◆ **EXERCISE**
Reproduce every one of the following rows word for word, with no changes.

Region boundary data
>> START

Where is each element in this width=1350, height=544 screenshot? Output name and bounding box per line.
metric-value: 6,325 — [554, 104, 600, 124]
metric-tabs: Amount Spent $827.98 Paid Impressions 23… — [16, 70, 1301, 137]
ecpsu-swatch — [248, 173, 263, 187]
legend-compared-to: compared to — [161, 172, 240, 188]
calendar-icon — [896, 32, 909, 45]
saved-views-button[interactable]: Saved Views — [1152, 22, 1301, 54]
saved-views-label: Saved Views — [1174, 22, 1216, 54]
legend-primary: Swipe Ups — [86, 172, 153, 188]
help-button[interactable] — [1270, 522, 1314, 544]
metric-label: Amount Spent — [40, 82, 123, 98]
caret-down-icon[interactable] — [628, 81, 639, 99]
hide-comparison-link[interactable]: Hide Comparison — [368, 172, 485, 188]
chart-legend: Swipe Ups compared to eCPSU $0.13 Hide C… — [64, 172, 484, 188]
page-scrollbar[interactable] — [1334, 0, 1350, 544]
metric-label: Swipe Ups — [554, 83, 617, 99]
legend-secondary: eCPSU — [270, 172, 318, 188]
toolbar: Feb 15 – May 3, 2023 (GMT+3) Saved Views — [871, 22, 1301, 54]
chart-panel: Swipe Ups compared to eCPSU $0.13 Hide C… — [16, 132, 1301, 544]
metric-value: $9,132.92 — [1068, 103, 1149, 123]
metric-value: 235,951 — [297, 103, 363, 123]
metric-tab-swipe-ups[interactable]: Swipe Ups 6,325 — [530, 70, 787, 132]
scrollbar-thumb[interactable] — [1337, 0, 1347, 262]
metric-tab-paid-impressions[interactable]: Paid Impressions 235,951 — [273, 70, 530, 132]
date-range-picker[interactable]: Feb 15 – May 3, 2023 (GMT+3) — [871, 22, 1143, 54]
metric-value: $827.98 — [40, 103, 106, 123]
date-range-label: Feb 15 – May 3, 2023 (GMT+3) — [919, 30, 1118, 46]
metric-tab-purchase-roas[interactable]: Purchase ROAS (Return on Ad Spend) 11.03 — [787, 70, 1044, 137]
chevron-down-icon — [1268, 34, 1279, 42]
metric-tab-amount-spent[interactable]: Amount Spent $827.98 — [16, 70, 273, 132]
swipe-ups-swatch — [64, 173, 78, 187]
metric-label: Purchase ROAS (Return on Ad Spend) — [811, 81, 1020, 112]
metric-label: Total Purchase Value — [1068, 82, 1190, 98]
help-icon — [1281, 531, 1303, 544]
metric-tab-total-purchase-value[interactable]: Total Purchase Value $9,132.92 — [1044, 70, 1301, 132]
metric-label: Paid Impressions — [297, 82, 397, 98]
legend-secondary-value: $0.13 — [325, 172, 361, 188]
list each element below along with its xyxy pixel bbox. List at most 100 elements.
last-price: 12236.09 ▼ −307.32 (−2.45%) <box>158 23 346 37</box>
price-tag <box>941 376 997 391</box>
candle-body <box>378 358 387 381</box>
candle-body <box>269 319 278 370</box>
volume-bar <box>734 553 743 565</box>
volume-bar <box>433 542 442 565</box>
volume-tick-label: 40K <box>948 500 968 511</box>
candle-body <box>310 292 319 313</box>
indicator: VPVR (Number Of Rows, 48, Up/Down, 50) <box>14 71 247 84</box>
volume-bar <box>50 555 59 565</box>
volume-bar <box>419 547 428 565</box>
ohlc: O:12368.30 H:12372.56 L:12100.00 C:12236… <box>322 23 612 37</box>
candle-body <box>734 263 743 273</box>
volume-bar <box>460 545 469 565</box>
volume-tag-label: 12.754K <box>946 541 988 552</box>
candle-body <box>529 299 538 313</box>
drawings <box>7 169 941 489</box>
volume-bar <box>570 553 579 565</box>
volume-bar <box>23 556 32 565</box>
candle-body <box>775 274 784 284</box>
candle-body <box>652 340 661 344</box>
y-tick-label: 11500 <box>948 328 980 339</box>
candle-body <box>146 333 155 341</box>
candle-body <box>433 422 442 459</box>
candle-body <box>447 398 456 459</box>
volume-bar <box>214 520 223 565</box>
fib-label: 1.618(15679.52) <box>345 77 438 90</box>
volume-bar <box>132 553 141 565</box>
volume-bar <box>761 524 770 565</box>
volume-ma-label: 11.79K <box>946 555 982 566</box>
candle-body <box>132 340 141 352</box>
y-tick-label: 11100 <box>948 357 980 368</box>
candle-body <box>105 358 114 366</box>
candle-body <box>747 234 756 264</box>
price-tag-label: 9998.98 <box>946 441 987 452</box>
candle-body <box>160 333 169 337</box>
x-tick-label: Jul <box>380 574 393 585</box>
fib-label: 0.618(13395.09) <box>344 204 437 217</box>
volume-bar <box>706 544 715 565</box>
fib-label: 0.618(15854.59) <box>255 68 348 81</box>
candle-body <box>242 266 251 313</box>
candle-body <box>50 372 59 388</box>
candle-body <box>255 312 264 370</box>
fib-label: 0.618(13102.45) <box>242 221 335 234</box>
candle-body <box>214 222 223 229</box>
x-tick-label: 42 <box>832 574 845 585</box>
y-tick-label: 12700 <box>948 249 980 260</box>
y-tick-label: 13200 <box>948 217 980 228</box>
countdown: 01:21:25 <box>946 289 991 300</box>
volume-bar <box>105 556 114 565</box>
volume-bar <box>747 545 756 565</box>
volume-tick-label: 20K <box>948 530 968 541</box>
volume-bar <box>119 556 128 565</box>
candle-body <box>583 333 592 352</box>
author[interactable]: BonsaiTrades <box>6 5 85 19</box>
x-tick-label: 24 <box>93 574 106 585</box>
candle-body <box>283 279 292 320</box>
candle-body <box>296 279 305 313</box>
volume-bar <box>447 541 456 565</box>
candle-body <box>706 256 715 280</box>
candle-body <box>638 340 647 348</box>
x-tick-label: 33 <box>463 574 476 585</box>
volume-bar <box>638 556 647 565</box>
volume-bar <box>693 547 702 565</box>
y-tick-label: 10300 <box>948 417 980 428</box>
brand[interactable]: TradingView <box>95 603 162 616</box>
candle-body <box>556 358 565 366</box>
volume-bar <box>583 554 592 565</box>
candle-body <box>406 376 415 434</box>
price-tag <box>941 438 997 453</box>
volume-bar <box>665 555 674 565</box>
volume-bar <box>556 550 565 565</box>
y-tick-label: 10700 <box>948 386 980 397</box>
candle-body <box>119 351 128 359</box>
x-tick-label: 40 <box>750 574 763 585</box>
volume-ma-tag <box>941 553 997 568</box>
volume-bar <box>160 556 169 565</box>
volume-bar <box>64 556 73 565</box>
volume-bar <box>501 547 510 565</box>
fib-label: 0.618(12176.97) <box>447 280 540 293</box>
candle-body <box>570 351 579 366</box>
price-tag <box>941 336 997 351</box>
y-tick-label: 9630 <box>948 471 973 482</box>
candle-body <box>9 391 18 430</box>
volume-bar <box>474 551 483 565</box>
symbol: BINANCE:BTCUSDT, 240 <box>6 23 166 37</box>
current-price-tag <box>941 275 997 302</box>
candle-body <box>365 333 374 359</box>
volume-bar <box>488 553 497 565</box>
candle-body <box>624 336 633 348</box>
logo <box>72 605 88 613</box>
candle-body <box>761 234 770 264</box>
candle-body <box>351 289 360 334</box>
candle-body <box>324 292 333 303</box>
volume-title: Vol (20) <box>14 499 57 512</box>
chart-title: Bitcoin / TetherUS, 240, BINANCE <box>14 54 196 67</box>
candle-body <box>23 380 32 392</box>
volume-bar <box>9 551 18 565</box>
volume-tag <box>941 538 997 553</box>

>> END

◆ **RESPONSE**
Where is each element in this width=1350, height=544 screenshot? Output name and bounding box per line.
metric-value: 6,325 — [554, 104, 600, 124]
metric-tabs: Amount Spent $827.98 Paid Impressions 23… — [16, 70, 1301, 137]
ecpsu-swatch — [248, 173, 263, 187]
legend-compared-to: compared to — [161, 172, 240, 188]
calendar-icon — [896, 32, 909, 45]
saved-views-button[interactable]: Saved Views — [1152, 22, 1301, 54]
saved-views-label: Saved Views — [1174, 22, 1216, 54]
legend-primary: Swipe Ups — [86, 172, 153, 188]
help-button[interactable] — [1270, 522, 1314, 544]
metric-label: Amount Spent — [40, 82, 123, 98]
caret-down-icon[interactable] — [628, 81, 639, 99]
hide-comparison-link[interactable]: Hide Comparison — [368, 172, 485, 188]
chart-legend: Swipe Ups compared to eCPSU $0.13 Hide C… — [64, 172, 484, 188]
page-scrollbar[interactable] — [1334, 0, 1350, 544]
metric-label: Swipe Ups — [554, 83, 617, 99]
legend-secondary: eCPSU — [270, 172, 318, 188]
toolbar: Feb 15 – May 3, 2023 (GMT+3) Saved Views — [871, 22, 1301, 54]
chart-panel: Swipe Ups compared to eCPSU $0.13 Hide C… — [16, 132, 1301, 544]
metric-value: $9,132.92 — [1068, 103, 1149, 123]
metric-value: 235,951 — [297, 103, 363, 123]
metric-tab-swipe-ups[interactable]: Swipe Ups 6,325 — [530, 70, 787, 132]
scrollbar-thumb[interactable] — [1337, 0, 1347, 262]
metric-tab-paid-impressions[interactable]: Paid Impressions 235,951 — [273, 70, 530, 132]
date-range-picker[interactable]: Feb 15 – May 3, 2023 (GMT+3) — [871, 22, 1143, 54]
metric-value: $827.98 — [40, 103, 106, 123]
date-range-label: Feb 15 – May 3, 2023 (GMT+3) — [919, 30, 1118, 46]
metric-tab-purchase-roas[interactable]: Purchase ROAS (Return on Ad Spend) 11.03 — [787, 70, 1044, 137]
chevron-down-icon — [1268, 34, 1279, 42]
metric-tab-amount-spent[interactable]: Amount Spent $827.98 — [16, 70, 273, 132]
swipe-ups-swatch — [64, 173, 78, 187]
metric-label: Purchase ROAS (Return on Ad Spend) — [811, 81, 1020, 112]
metric-label: Total Purchase Value — [1068, 82, 1190, 98]
help-icon — [1281, 531, 1303, 544]
metric-tab-total-purchase-value[interactable]: Total Purchase Value $9,132.92 — [1044, 70, 1301, 132]
metric-label: Paid Impressions — [297, 82, 397, 98]
legend-secondary-value: $0.13 — [325, 172, 361, 188]
list each element below along with its xyxy pixel bbox. List at most 100 elements.
last-price: 12236.09 ▼ −307.32 (−2.45%) <box>158 23 346 37</box>
price-tag <box>941 376 997 391</box>
candle-body <box>378 358 387 381</box>
candle-body <box>269 319 278 370</box>
volume-bar <box>734 553 743 565</box>
volume-bar <box>433 542 442 565</box>
volume-tick-label: 40K <box>948 500 968 511</box>
candle-body <box>310 292 319 313</box>
indicator: VPVR (Number Of Rows, 48, Up/Down, 50) <box>14 71 247 84</box>
volume-bar <box>50 555 59 565</box>
volume-bar <box>419 547 428 565</box>
ohlc: O:12368.30 H:12372.56 L:12100.00 C:12236… <box>322 23 612 37</box>
candle-body <box>734 263 743 273</box>
volume-bar <box>460 545 469 565</box>
volume-tag-label: 12.754K <box>946 541 988 552</box>
candle-body <box>529 299 538 313</box>
drawings <box>7 169 941 489</box>
volume-bar <box>570 553 579 565</box>
volume-bar <box>23 556 32 565</box>
candle-body <box>775 274 784 284</box>
candle-body <box>652 340 661 344</box>
y-tick-label: 11500 <box>948 328 980 339</box>
candle-body <box>146 333 155 341</box>
candle-body <box>433 422 442 459</box>
candle-body <box>447 398 456 459</box>
volume-bar <box>214 520 223 565</box>
fib-label: 1.618(15679.52) <box>345 77 438 90</box>
volume-bar <box>132 553 141 565</box>
volume-bar <box>761 524 770 565</box>
volume-ma-label: 11.79K <box>946 555 982 566</box>
candle-body <box>132 340 141 352</box>
y-tick-label: 11100 <box>948 357 980 368</box>
candle-body <box>105 358 114 366</box>
candle-body <box>747 234 756 264</box>
price-tag-label: 9998.98 <box>946 441 987 452</box>
candle-body <box>160 333 169 337</box>
x-tick-label: Jul <box>380 574 393 585</box>
fib-label: 0.618(13395.09) <box>344 204 437 217</box>
volume-bar <box>706 544 715 565</box>
fib-label: 0.618(15854.59) <box>255 68 348 81</box>
candle-body <box>242 266 251 313</box>
candle-body <box>50 372 59 388</box>
candle-body <box>255 312 264 370</box>
fib-label: 0.618(13102.45) <box>242 221 335 234</box>
candle-body <box>214 222 223 229</box>
x-tick-label: 42 <box>832 574 845 585</box>
y-tick-label: 12700 <box>948 249 980 260</box>
y-tick-label: 13200 <box>948 217 980 228</box>
countdown: 01:21:25 <box>946 289 991 300</box>
volume-bar <box>105 556 114 565</box>
volume-bar <box>747 545 756 565</box>
volume-tick-label: 20K <box>948 530 968 541</box>
volume-bar <box>119 556 128 565</box>
candle-body <box>583 333 592 352</box>
author[interactable]: BonsaiTrades <box>6 5 85 19</box>
x-tick-label: 24 <box>93 574 106 585</box>
candle-body <box>283 279 292 320</box>
candle-body <box>296 279 305 313</box>
volume-bar <box>447 541 456 565</box>
candle-body <box>706 256 715 280</box>
candle-body <box>638 340 647 348</box>
x-tick-label: 33 <box>463 574 476 585</box>
volume-bar <box>638 556 647 565</box>
volume-bar <box>693 547 702 565</box>
y-tick-label: 10300 <box>948 417 980 428</box>
brand[interactable]: TradingView <box>95 603 162 616</box>
candle-body <box>556 358 565 366</box>
volume-bar <box>583 554 592 565</box>
candle-body <box>406 376 415 434</box>
price-tag <box>941 438 997 453</box>
volume-bar <box>665 555 674 565</box>
volume-bar <box>556 550 565 565</box>
y-tick-label: 10700 <box>948 386 980 397</box>
candle-body <box>119 351 128 359</box>
x-tick-label: 40 <box>750 574 763 585</box>
volume-ma-tag <box>941 553 997 568</box>
volume-bar <box>160 556 169 565</box>
volume-bar <box>64 556 73 565</box>
volume-bar <box>501 547 510 565</box>
fib-label: 0.618(12176.97) <box>447 280 540 293</box>
candle-body <box>570 351 579 366</box>
price-tag <box>941 336 997 351</box>
y-tick-label: 9630 <box>948 471 973 482</box>
candle-body <box>9 391 18 430</box>
volume-bar <box>474 551 483 565</box>
symbol: BINANCE:BTCUSDT, 240 <box>6 23 166 37</box>
current-price-tag <box>941 275 997 302</box>
candle-body <box>365 333 374 359</box>
volume-bar <box>488 553 497 565</box>
candle-body <box>624 336 633 348</box>
logo <box>72 605 88 613</box>
candle-body <box>761 234 770 264</box>
candle-body <box>351 289 360 334</box>
candle-body <box>324 292 333 303</box>
volume-title: Vol (20) <box>14 499 57 512</box>
chart-title: Bitcoin / TetherUS, 240, BINANCE <box>14 54 196 67</box>
candle-body <box>23 380 32 392</box>
volume-bar <box>9 551 18 565</box>
volume-tag <box>941 538 997 553</box>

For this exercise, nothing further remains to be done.